=== Data provided ===

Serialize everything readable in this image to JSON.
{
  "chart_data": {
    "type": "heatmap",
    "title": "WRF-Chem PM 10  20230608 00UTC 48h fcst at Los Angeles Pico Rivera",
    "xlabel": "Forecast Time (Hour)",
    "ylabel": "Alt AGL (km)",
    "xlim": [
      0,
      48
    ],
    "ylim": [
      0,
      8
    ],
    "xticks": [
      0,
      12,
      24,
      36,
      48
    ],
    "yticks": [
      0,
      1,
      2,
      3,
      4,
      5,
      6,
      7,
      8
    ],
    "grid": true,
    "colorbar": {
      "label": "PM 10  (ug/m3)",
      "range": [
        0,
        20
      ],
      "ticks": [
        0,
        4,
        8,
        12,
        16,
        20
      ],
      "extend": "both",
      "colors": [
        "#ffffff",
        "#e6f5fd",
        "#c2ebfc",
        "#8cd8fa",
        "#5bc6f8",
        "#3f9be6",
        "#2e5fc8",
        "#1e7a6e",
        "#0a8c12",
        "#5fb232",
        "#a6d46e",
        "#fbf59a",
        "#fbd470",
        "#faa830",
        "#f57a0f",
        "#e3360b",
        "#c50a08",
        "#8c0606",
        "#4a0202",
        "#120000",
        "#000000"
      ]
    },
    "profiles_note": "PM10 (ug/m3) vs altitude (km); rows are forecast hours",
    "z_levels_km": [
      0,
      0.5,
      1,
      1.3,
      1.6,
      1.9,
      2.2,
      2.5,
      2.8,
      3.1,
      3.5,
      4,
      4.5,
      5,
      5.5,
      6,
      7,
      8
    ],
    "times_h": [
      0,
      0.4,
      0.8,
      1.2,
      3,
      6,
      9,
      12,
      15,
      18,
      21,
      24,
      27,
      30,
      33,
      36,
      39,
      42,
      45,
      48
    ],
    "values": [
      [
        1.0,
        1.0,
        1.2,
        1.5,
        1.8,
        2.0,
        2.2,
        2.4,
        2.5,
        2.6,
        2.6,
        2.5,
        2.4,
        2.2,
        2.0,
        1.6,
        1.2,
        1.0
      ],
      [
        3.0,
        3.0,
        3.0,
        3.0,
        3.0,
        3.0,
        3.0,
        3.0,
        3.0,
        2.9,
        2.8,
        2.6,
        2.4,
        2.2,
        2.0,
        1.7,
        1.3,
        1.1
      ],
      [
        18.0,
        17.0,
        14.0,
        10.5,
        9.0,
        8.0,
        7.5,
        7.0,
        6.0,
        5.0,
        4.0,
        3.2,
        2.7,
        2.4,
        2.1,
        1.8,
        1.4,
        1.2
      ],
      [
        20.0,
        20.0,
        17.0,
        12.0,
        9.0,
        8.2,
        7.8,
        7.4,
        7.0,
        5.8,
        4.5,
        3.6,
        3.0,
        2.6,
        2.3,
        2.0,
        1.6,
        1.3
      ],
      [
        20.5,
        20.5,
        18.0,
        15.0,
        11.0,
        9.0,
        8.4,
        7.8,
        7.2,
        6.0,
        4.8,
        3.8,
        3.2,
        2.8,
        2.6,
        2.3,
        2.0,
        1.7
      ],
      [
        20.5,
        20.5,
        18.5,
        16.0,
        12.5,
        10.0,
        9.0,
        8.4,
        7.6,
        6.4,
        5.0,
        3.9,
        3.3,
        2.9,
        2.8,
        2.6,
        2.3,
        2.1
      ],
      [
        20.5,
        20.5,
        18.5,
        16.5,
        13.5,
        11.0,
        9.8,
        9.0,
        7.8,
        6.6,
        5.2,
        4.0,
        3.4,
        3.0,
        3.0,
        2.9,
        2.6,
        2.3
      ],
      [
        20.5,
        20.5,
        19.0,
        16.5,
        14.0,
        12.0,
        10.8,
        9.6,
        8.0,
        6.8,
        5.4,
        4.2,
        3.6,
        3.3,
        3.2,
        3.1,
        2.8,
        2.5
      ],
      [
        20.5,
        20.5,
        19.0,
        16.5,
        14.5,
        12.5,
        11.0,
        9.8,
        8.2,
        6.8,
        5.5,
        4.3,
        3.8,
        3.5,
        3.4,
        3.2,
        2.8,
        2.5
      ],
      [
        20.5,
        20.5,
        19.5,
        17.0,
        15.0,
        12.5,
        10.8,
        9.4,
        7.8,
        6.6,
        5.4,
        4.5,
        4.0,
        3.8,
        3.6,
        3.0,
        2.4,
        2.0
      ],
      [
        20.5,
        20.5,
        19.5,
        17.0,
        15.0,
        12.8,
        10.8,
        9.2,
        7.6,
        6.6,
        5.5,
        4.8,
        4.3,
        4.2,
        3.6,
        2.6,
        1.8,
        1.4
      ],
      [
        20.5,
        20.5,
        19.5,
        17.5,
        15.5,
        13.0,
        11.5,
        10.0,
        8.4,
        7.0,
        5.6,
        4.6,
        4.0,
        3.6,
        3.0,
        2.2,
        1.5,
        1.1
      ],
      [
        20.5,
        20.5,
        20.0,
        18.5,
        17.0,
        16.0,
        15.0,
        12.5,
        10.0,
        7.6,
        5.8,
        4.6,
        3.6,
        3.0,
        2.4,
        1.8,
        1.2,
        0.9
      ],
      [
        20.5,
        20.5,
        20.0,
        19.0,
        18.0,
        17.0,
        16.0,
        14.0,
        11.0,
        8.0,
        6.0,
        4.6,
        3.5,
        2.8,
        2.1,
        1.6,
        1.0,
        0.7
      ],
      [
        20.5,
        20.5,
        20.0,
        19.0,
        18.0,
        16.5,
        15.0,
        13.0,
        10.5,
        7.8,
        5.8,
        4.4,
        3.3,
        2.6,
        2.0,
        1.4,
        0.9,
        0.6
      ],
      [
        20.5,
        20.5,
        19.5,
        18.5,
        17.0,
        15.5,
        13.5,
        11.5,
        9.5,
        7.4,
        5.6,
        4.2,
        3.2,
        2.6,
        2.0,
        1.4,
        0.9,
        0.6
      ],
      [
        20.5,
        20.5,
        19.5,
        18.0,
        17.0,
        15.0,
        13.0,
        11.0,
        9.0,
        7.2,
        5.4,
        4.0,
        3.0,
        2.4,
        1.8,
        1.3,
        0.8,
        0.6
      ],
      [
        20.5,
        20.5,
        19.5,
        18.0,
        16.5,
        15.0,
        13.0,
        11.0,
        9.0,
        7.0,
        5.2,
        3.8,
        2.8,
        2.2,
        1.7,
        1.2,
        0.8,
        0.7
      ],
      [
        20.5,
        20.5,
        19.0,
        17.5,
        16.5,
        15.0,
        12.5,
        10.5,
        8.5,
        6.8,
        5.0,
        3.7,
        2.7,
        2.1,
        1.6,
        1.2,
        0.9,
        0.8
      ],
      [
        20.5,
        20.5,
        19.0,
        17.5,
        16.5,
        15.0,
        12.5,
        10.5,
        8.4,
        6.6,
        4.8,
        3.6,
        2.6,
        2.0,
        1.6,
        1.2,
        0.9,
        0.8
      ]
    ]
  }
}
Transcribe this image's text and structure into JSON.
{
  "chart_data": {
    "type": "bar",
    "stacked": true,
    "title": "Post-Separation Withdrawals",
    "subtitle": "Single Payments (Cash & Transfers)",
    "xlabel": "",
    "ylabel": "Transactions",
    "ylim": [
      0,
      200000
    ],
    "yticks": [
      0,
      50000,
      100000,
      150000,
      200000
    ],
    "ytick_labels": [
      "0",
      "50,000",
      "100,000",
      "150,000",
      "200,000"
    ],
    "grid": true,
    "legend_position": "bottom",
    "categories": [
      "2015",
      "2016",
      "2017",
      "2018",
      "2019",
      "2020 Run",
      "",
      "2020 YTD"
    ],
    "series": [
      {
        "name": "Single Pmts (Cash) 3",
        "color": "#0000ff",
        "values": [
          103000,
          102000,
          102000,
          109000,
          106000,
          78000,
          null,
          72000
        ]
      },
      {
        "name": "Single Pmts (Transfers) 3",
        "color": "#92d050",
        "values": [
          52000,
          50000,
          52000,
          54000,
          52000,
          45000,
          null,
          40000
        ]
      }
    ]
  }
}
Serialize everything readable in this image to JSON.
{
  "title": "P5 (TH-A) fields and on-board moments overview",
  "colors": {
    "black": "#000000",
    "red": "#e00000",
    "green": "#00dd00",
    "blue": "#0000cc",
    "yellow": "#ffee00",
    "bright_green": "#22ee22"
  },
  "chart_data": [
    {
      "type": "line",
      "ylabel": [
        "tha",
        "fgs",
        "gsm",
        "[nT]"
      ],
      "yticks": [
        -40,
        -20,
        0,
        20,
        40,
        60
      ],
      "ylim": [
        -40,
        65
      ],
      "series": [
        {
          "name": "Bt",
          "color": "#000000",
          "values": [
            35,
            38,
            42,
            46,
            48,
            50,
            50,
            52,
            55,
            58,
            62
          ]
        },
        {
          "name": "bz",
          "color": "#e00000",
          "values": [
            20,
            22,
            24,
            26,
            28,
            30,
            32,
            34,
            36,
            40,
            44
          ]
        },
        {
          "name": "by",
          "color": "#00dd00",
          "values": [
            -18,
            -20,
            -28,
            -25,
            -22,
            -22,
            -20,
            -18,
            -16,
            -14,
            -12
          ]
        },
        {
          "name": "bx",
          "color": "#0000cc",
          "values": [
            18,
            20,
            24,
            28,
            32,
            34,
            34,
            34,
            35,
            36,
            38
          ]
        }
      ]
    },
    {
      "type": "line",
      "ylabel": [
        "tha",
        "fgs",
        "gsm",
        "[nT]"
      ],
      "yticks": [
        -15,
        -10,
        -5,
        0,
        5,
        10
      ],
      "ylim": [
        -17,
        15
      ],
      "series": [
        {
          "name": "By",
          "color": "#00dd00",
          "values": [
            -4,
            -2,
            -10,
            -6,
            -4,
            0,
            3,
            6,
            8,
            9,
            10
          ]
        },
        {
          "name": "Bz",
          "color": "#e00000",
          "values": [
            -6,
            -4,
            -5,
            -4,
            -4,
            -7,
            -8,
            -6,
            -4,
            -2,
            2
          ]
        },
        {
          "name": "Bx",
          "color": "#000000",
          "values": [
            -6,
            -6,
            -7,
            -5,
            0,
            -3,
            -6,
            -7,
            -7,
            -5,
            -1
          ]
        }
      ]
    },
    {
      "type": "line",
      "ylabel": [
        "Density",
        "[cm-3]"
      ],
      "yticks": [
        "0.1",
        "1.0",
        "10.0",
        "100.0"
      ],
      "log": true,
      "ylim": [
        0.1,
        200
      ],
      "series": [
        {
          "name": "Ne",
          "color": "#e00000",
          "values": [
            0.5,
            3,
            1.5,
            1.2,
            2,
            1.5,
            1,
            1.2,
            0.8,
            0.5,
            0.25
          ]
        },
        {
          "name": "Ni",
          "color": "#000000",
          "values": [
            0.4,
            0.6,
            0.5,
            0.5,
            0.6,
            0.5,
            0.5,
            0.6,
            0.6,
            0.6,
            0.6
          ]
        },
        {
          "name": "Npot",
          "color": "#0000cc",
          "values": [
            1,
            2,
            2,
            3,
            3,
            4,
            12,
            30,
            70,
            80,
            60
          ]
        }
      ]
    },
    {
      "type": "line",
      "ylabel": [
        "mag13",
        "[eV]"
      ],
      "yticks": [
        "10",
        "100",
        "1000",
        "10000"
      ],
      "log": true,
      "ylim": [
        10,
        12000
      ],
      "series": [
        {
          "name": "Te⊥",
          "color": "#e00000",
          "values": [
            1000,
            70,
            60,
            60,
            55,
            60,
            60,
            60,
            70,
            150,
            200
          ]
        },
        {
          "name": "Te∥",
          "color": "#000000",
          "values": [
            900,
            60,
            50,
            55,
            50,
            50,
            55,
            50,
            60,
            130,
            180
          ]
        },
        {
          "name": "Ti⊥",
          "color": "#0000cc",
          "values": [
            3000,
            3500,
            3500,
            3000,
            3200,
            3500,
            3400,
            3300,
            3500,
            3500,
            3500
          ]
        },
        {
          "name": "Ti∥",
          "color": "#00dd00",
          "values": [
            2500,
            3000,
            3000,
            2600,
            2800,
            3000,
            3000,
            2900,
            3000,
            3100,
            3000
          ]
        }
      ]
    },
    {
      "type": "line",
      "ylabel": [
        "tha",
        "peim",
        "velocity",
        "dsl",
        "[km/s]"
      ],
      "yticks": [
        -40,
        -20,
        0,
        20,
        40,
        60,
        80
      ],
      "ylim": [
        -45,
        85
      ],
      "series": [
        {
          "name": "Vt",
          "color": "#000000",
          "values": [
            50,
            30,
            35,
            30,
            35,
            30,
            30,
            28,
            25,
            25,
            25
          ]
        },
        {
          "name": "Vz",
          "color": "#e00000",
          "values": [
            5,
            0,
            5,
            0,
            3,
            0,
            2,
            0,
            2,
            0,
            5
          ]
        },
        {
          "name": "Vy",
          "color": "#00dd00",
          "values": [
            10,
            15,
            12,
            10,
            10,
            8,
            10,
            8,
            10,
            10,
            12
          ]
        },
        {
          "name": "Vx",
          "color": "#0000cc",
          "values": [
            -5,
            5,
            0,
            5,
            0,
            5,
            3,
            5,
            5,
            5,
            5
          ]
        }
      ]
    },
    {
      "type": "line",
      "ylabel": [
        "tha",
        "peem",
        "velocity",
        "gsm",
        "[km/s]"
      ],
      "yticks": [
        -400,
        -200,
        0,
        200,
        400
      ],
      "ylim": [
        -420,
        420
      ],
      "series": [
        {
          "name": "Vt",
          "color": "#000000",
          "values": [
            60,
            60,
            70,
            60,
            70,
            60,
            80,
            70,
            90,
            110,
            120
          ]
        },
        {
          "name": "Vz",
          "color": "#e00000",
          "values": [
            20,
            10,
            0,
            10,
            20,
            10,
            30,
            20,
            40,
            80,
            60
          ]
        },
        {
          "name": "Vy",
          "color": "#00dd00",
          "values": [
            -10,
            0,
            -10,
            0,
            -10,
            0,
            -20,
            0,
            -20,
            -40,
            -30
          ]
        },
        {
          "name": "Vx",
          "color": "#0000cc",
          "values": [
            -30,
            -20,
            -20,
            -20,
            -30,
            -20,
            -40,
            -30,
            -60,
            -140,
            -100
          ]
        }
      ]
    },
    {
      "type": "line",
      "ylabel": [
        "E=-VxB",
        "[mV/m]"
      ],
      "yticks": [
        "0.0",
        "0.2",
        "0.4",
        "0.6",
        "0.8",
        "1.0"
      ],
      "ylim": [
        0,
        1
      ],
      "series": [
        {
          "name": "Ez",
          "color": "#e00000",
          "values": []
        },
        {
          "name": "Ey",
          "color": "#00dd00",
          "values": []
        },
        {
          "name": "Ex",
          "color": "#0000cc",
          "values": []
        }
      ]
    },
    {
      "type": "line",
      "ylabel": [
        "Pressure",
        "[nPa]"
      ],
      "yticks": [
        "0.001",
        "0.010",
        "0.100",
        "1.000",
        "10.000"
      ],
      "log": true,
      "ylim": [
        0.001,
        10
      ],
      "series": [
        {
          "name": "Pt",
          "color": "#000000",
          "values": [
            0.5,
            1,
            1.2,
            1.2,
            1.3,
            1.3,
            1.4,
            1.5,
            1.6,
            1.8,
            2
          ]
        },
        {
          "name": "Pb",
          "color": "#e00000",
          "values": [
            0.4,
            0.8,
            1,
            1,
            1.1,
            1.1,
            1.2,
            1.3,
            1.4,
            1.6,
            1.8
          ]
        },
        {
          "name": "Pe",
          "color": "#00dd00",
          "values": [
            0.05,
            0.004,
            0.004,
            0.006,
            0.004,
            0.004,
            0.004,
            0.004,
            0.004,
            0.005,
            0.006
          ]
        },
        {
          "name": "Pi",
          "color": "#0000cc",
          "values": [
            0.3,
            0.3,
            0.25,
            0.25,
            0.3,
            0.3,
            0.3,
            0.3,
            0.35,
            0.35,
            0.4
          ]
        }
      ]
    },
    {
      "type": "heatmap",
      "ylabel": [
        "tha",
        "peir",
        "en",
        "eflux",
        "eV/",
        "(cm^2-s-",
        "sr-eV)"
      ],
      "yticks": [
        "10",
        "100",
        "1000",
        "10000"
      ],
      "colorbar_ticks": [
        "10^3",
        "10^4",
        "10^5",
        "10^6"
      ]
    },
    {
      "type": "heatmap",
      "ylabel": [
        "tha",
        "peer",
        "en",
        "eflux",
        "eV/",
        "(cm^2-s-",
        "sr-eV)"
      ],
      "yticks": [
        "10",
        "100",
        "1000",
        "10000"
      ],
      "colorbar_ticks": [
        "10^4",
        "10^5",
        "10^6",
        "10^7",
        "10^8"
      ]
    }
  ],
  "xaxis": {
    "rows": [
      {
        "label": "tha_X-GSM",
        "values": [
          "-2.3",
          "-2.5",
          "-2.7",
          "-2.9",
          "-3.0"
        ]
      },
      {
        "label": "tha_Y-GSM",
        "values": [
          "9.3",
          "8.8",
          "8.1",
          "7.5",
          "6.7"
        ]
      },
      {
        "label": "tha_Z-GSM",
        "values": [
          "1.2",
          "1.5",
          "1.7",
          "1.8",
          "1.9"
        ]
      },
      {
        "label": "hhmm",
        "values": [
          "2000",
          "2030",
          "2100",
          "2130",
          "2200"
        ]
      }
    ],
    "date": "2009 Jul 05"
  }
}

===

» **Exercise prompt**: Return only the number of lines in the data that contain "Single".

» **Task solution**: 3